[TASK INSTRUCTIONS] Find each line with the word "涌泉鸿爱心篮球赛" and say how many there are, nothing else.

== SUPPLIED DATA ==

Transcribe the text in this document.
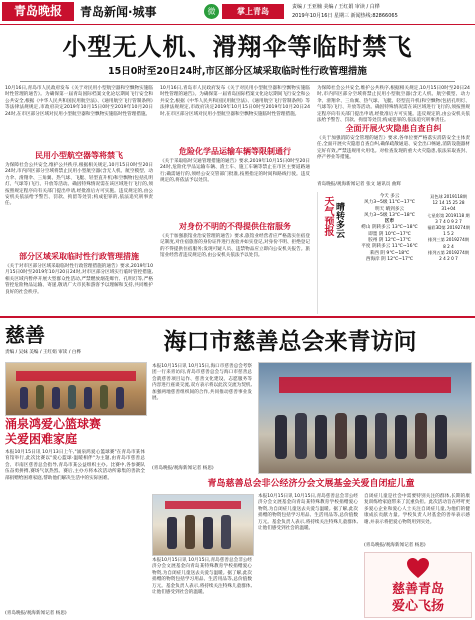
青岛晚报	青岛新闻·城事	微	掌上青岛	责编 / 王亚楠 美编 / 王红娟 审读 / 白桦
2019年10月16日 星期三 新闻热线:82866065
小型无人机、滑翔伞等临时禁飞
15日0时至20日24时,市区部分区域采取临时性行政管理措施
10月16日,青岛市人民政府发布《关于对民用小型航空器和空飘物实施临时性管理的通告》。为确保第一届青岛国际档案文化论坛期间飞行安全和公共安全,根据《中华人民共和国民用航空法》、《通用航空飞行管制条例》等法律法规规定,市政府决定2019年10月15日0时至2019年10月20日24时,在市区部分区域对民用小型航空器和空飘物实施临时性管理措施。
民用小型航空器等将禁飞
为保障社会公共安全,维护公共秩序,根据相关规定,10月15日0时至20日24时,市内四区部分空域将禁止民用小型航空器(含无人机、航空模型、动力伞、滑翔伞、三角翼、热气球、飞艇、轻型直升机)和空飘物(包括孔明灯、气球等)飞行、升放等活动。确因特殊情况需在该区域进行飞行的,须按照规定程序向有关部门提出申请,经批准后方可实施。违反规定的,由公安机关依法给予警告、罚款、拘留等处罚;构成犯罪的,依法追究刑事责任。
部分区域采取临时性行政管理措施
《关于对市区部分区域采取临时性行政管理措施的通告》要求,2019年10月15日0时至2019年10月20日24时,对市区部分区域实行临时管控措施,相关区域内暂停开展大型群众性活动,严禁燃放烟花爆竹、孔明灯等,严格管控危险物品运输、寄递,敬请广大市民和游客予以理解和支持,共同维护良好的社会秩序。
10月16日,青岛市人民政府发布《关于对民用小型航空器和空飘物实施临时性管理的通告》。为确保第一届青岛国际档案文化论坛期间飞行安全和公共安全,根据《中华人民共和国民用航空法》、《通用航空飞行管制条例》等法律法规规定,市政府决定2019年10月15日0时至2019年10月20日24时,在市区部分区域对民用小型航空器和空飘物实施临时性管理措施。
危险化学品运输车辆等限制通行
《关于采取临时交通管理措施的通告》要求,2019年10月15日0时至20日24时,危险化学品运输车辆、渣土车、施工车辆等禁止在市区主要道路通行;确需通行的,须经公安交管部门批准,按照指定的时间和路线行驶。违反规定的,将依法予以处罚。
对身份不明的不得提供住宿服务
《关于加强旅馆业治安管理的通告》要求,旅馆业经营者应严格落实住宿登记制度,对住宿旅客的身份证件进行查验并如实登记,对身份不明、拒绝登记的不得提供住宿服务;发现可疑人员、违禁物品应立即向公安机关报告。旅馆业经营者违反规定的,由公安机关依法予以处罚。
为保障社会公共安全,维护公共秩序,根据相关规定,10月15日0时至20日24时,市内四区部分空域将禁止民用小型航空器(含无人机、航空模型、动力伞、滑翔伞、三角翼、热气球、飞艇、轻型直升机)和空飘物(包括孔明灯、气球等)飞行、升放等活动。确因特殊情况需在该区域进行飞行的,须按照规定程序向有关部门提出申请,经批准后方可实施。违反规定的,由公安机关依法给予警告、罚款、拘留等处罚;构成犯罪的,依法追究刑事责任。
全面开展火灾隐患自查自纠
《关于加强消防安全管理的通告》要求,各单位要严格落实消防安全主体责任,全面开展火灾隐患自查自纠,确保疏散通道、安全出口畅通,消防设施器材完好有效,严禁违规用火用电。对检查发现的重大火灾隐患,依法采取查封、停产停业等措施。
青岛晚报/观海新闻记者 张文 通讯员 曲辉
天气预报 晴转多云
今天 多云
风力3~5级 11℃~17℃
明天 晴到多云
风力3~5级 13℃~18℃
区市
崂山 阴转多云 13℃~18℃
即墨 阴 10℃~17℃
胶州 阴 12℃~17℃
平度 阴转多云 11℃~16℃
莱西 阴 9℃~18℃
西海岸 阴 12℃~17℃
双色球 2019118期
12 14 15 25 28 31+04
七星彩第 2019118 期
3 7 4 0 9 2 7
福彩3D第 2019274期
1 5 2
排列三第 2019274期
8 2 4
排列五第 2019274期
2 4 2 0 7
慈善
责编 / 吴妹 美编 / 王红娟 审读 / 白桦	海口市慈善总会来青访问
涌泉鸿爱心篮球赛
关爱困难家庭
本报10月15日讯 10月13日上午,"涌泉鸿爱心篮球赛"在青岛市某体育馆举行,此次比赛以"爱心篮球·温暖相伴"为主题,由青岛市慈善总会、市南区慈善总会指导,青岛市某公益组织主办。比赛中,各参赛队伍奋勇拼搏,赛场气氛热烈。赛后,主办方将本次活动所募集的善款全部捐赠给困难家庭,帮助他们解决生活中的实际困难。
(青岛晚报/观海新闻记者 杨思)
本报10月15日讯 10月15日,海口市慈善总会考察团一行来青访问,青岛市慈善总会与海口市慈善总会就慈善项目运作、慈善文化建设、志愿服务等内容进行座谈交流,双方表示将以此次交流为契机,加强两地慈善组织间的合作,共同推动慈善事业发展。
(青岛晚报/观海新闻记者 杨思)
青岛慈善总会非公经济分会文展基金关爱自闭症儿童
本报10月15日讯 10月15日,青岛慈善总会非公经济分会文展基金向青岛某特殊教育学校捐赠爱心物资,为自闭症儿童送去关爱与温暖。据了解,此次捐赠的物资包括学习用品、生活用品等,总价值数万元。基金负责人表示,将持续关注特殊儿童群体,让他们感受到社会的温暖。
本报10月15日讯 10月15日,青岛慈善总会非公经济分会文展基金向青岛某特殊教育学校捐赠爱心物资,为自闭症儿童送去关爱与温暖。据了解,此次捐赠的物资包括学习用品、生活用品等,总价值数万元。基金负责人表示,将持续关注特殊儿童群体,让他们感受到社会的温暖。
自闭症儿童是社会中需要特别关注的群体,长期的康复训练给家庭带来了沉重负担。此次活动旨在呼吁更多爱心企业和爱心人士关注自闭症儿童,为他们的健康成长贡献力量。学校负责人对基金的善举表示感谢,并表示将把爱心物资用到实处。
(青岛晚报/观海新闻记者 杨思)
慈善青岛
爱心飞扬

===

[REPLY] 2